Stored data
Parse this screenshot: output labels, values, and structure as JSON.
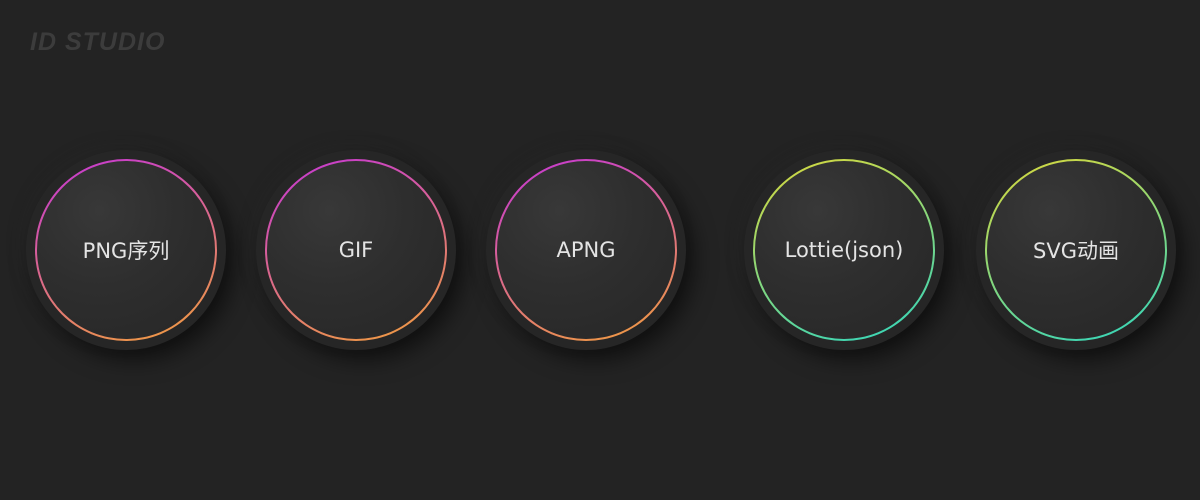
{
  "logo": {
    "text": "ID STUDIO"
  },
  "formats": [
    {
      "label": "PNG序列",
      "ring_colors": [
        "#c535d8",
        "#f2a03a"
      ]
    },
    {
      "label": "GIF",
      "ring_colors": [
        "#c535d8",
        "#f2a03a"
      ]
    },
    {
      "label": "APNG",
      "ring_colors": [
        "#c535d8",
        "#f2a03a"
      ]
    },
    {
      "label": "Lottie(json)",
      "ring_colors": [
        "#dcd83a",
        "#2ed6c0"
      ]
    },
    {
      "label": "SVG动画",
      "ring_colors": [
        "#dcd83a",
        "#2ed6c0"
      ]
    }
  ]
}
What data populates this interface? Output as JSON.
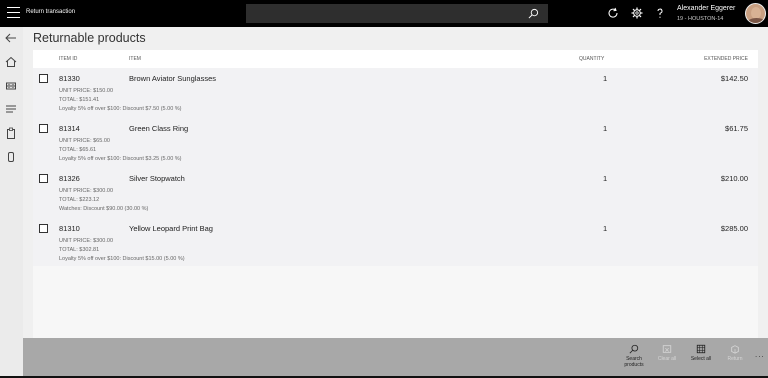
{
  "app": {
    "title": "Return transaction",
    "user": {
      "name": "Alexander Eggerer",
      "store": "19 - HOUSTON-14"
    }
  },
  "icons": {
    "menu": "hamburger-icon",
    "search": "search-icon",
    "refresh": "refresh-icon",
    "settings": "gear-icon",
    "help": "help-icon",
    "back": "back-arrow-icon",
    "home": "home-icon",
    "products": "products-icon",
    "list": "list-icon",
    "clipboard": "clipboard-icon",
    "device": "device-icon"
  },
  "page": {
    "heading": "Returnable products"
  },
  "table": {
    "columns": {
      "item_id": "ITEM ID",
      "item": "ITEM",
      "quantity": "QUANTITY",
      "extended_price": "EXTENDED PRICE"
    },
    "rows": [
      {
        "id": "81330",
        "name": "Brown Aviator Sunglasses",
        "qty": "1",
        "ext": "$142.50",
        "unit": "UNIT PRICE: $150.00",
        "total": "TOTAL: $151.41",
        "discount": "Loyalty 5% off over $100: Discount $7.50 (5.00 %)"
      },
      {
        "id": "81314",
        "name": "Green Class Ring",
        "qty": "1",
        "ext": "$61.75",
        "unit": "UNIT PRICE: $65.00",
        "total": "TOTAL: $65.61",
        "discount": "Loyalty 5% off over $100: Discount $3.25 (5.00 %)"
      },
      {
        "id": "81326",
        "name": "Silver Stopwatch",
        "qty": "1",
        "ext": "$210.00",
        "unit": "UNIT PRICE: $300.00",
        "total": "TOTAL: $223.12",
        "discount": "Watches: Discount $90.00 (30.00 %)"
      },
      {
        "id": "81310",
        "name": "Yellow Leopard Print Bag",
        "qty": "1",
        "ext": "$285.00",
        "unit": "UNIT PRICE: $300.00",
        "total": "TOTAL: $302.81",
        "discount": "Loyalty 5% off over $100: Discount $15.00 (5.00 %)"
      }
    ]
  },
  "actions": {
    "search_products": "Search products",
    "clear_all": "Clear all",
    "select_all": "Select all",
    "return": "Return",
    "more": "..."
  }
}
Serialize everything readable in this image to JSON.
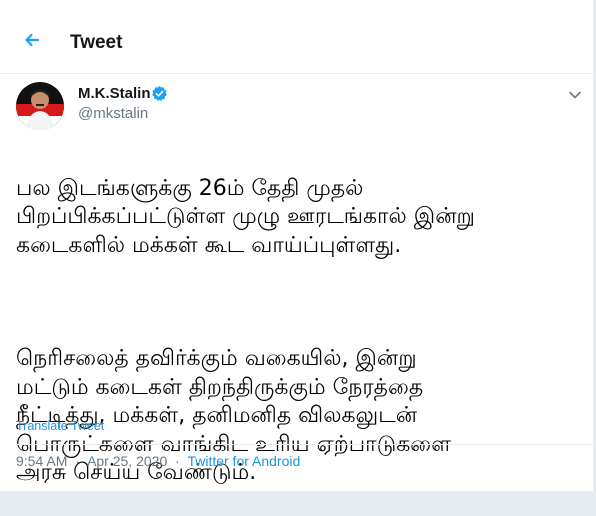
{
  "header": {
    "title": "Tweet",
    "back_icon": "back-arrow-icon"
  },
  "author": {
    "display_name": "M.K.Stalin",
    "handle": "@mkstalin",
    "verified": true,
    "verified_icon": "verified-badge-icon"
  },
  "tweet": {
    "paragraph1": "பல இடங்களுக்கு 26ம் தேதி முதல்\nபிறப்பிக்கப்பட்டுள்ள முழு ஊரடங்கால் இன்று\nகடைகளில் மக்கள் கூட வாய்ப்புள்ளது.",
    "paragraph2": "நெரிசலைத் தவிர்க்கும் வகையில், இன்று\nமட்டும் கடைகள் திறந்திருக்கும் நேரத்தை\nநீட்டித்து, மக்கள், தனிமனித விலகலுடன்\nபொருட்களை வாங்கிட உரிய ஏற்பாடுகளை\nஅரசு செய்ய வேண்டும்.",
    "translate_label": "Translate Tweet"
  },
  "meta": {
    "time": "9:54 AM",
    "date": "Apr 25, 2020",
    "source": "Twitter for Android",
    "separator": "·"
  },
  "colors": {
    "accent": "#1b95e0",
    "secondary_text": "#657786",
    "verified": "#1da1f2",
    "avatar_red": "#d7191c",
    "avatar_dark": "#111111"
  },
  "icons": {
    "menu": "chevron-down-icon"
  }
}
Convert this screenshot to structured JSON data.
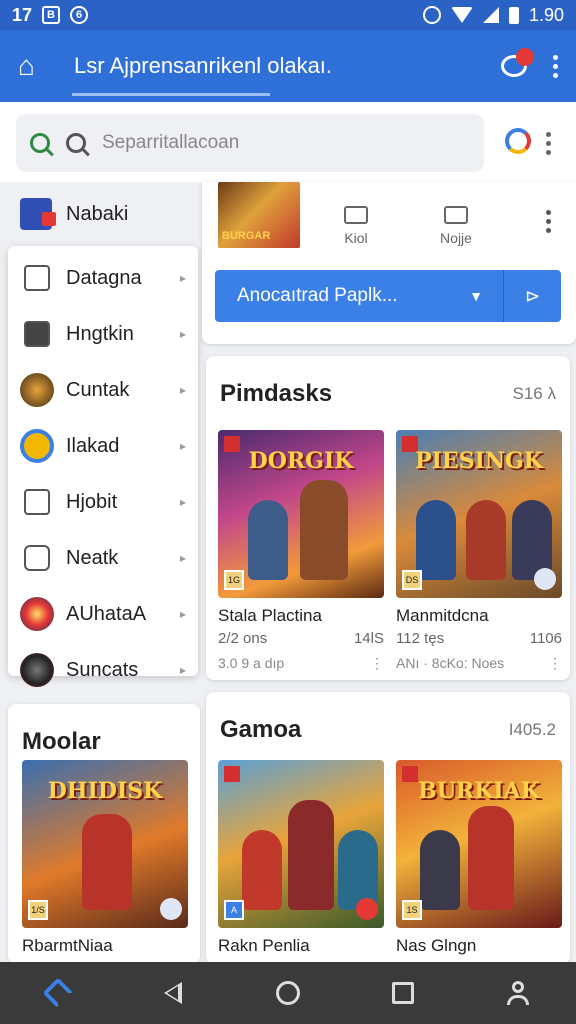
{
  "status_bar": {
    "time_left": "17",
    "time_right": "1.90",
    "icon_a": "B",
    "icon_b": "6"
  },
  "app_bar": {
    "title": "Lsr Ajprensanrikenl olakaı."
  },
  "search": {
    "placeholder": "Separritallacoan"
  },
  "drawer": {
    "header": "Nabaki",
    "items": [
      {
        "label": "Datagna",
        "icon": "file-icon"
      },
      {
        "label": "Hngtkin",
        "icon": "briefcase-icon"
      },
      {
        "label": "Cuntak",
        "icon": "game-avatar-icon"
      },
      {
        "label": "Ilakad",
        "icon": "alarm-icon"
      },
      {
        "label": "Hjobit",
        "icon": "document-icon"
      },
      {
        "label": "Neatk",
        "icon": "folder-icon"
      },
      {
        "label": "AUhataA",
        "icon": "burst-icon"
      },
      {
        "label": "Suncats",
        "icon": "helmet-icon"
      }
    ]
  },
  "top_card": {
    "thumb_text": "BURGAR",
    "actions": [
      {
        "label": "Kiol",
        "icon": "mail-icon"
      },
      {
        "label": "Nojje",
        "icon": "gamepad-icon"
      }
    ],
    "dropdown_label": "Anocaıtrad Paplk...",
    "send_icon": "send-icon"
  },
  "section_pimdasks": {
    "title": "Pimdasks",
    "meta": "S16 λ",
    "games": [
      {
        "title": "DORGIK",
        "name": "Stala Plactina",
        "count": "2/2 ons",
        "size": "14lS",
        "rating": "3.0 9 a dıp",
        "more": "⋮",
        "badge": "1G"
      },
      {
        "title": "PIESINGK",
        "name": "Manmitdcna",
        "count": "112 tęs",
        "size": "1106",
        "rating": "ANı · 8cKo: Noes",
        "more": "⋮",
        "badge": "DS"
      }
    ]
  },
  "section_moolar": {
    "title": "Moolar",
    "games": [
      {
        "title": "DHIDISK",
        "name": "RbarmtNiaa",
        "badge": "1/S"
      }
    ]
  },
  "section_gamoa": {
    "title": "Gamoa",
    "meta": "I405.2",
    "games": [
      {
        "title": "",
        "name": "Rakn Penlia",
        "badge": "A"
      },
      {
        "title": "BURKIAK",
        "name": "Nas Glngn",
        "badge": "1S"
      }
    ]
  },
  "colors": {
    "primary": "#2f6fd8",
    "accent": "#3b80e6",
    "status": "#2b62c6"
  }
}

What is needed
Leave out every picture and copy the rest of the records exactly.

Complete answer
Parse this screenshot: output labels, values, and structure as JSON.
{
  "logo": {
    "text": "ID STUDIO"
  },
  "formats": [
    {
      "label": "PNG序列",
      "ring_colors": [
        "#c535d8",
        "#f2a03a"
      ]
    },
    {
      "label": "GIF",
      "ring_colors": [
        "#c535d8",
        "#f2a03a"
      ]
    },
    {
      "label": "APNG",
      "ring_colors": [
        "#c535d8",
        "#f2a03a"
      ]
    },
    {
      "label": "Lottie(json)",
      "ring_colors": [
        "#dcd83a",
        "#2ed6c0"
      ]
    },
    {
      "label": "SVG动画",
      "ring_colors": [
        "#dcd83a",
        "#2ed6c0"
      ]
    }
  ]
}
What data populates this interface? Output as JSON.
{
  "app": {
    "title": "Return transaction",
    "user": {
      "name": "Alexander Eggerer",
      "store": "19 - HOUSTON-14"
    }
  },
  "icons": {
    "menu": "hamburger-icon",
    "search": "search-icon",
    "refresh": "refresh-icon",
    "settings": "gear-icon",
    "help": "help-icon",
    "back": "back-arrow-icon",
    "home": "home-icon",
    "products": "products-icon",
    "list": "list-icon",
    "clipboard": "clipboard-icon",
    "device": "device-icon"
  },
  "page": {
    "heading": "Returnable products"
  },
  "table": {
    "columns": {
      "item_id": "ITEM ID",
      "item": "ITEM",
      "quantity": "QUANTITY",
      "extended_price": "EXTENDED PRICE"
    },
    "rows": [
      {
        "id": "81330",
        "name": "Brown Aviator Sunglasses",
        "qty": "1",
        "ext": "$142.50",
        "unit": "UNIT PRICE: $150.00",
        "total": "TOTAL: $151.41",
        "discount": "Loyalty 5% off over $100: Discount $7.50 (5.00 %)"
      },
      {
        "id": "81314",
        "name": "Green Class Ring",
        "qty": "1",
        "ext": "$61.75",
        "unit": "UNIT PRICE: $65.00",
        "total": "TOTAL: $65.61",
        "discount": "Loyalty 5% off over $100: Discount $3.25 (5.00 %)"
      },
      {
        "id": "81326",
        "name": "Silver Stopwatch",
        "qty": "1",
        "ext": "$210.00",
        "unit": "UNIT PRICE: $300.00",
        "total": "TOTAL: $223.12",
        "discount": "Watches: Discount $90.00 (30.00 %)"
      },
      {
        "id": "81310",
        "name": "Yellow Leopard Print Bag",
        "qty": "1",
        "ext": "$285.00",
        "unit": "UNIT PRICE: $300.00",
        "total": "TOTAL: $302.81",
        "discount": "Loyalty 5% off over $100: Discount $15.00 (5.00 %)"
      }
    ]
  },
  "actions": {
    "search_products": "Search products",
    "clear_all": "Clear all",
    "select_all": "Select all",
    "return": "Return",
    "more": "..."
  }
}
Serialize everything readable in this image to JSON.
{
  "header": {
    "title": "Tweet",
    "back_icon": "back-arrow-icon"
  },
  "author": {
    "display_name": "M.K.Stalin",
    "handle": "@mkstalin",
    "verified": true,
    "verified_icon": "verified-badge-icon"
  },
  "tweet": {
    "paragraph1": "பல இடங்களுக்கு 26ம் தேதி முதல்\nபிறப்பிக்கப்பட்டுள்ள முழு ஊரடங்கால் இன்று\nகடைகளில் மக்கள் கூட வாய்ப்புள்ளது.",
    "paragraph2": "நெரிசலைத் தவிர்க்கும் வகையில், இன்று\nமட்டும் கடைகள் திறந்திருக்கும் நேரத்தை\nநீட்டித்து, மக்கள், தனிமனித விலகலுடன்\nபொருட்களை வாங்கிட உரிய ஏற்பாடுகளை\nஅரசு செய்ய வேண்டும்.",
    "translate_label": "Translate Tweet"
  },
  "meta": {
    "time": "9:54 AM",
    "date": "Apr 25, 2020",
    "source": "Twitter for Android",
    "separator": "·"
  },
  "colors": {
    "accent": "#1b95e0",
    "secondary_text": "#657786",
    "verified": "#1da1f2",
    "avatar_red": "#d7191c",
    "avatar_dark": "#111111"
  },
  "icons": {
    "menu": "chevron-down-icon"
  }
}
Convert this screenshot to structured JSON data.
{
  "status_bar": {
    "time_left": "17",
    "time_right": "1.90",
    "icon_a": "B",
    "icon_b": "6"
  },
  "app_bar": {
    "title": "Lsr Ajprensanrikenl olakaı."
  },
  "search": {
    "placeholder": "Separritallacoan"
  },
  "drawer": {
    "header": "Nabaki",
    "items": [
      {
        "label": "Datagna",
        "icon": "file-icon"
      },
      {
        "label": "Hngtkin",
        "icon": "briefcase-icon"
      },
      {
        "label": "Cuntak",
        "icon": "game-avatar-icon"
      },
      {
        "label": "Ilakad",
        "icon": "alarm-icon"
      },
      {
        "label": "Hjobit",
        "icon": "document-icon"
      },
      {
        "label": "Neatk",
        "icon": "folder-icon"
      },
      {
        "label": "AUhataA",
        "icon": "burst-icon"
      },
      {
        "label": "Suncats",
        "icon": "helmet-icon"
      }
    ]
  },
  "top_card": {
    "thumb_text": "BURGAR",
    "actions": [
      {
        "label": "Kiol",
        "icon": "mail-icon"
      },
      {
        "label": "Nojje",
        "icon": "gamepad-icon"
      }
    ],
    "dropdown_label": "Anocaıtrad Paplk...",
    "send_icon": "send-icon"
  },
  "section_pimdasks": {
    "title": "Pimdasks",
    "meta": "S16 λ",
    "games": [
      {
        "title": "DORGIK",
        "name": "Stala Plactina",
        "count": "2/2 ons",
        "size": "14lS",
        "rating": "3.0 9 a dıp",
        "more": "⋮",
        "badge": "1G"
      },
      {
        "title": "PIESINGK",
        "name": "Manmitdcna",
        "count": "112 tęs",
        "size": "1106",
        "rating": "ANı · 8cKo: Noes",
        "more": "⋮",
        "badge": "DS"
      }
    ]
  },
  "section_moolar": {
    "title": "Moolar",
    "games": [
      {
        "title": "DHIDISK",
        "name": "RbarmtNiaa",
        "badge": "1/S"
      }
    ]
  },
  "section_gamoa": {
    "title": "Gamoa",
    "meta": "I405.2",
    "games": [
      {
        "title": "",
        "name": "Rakn Penlia",
        "badge": "A"
      },
      {
        "title": "BURKIAK",
        "name": "Nas Glngn",
        "badge": "1S"
      }
    ]
  },
  "colors": {
    "primary": "#2f6fd8",
    "accent": "#3b80e6",
    "status": "#2b62c6"
  }
}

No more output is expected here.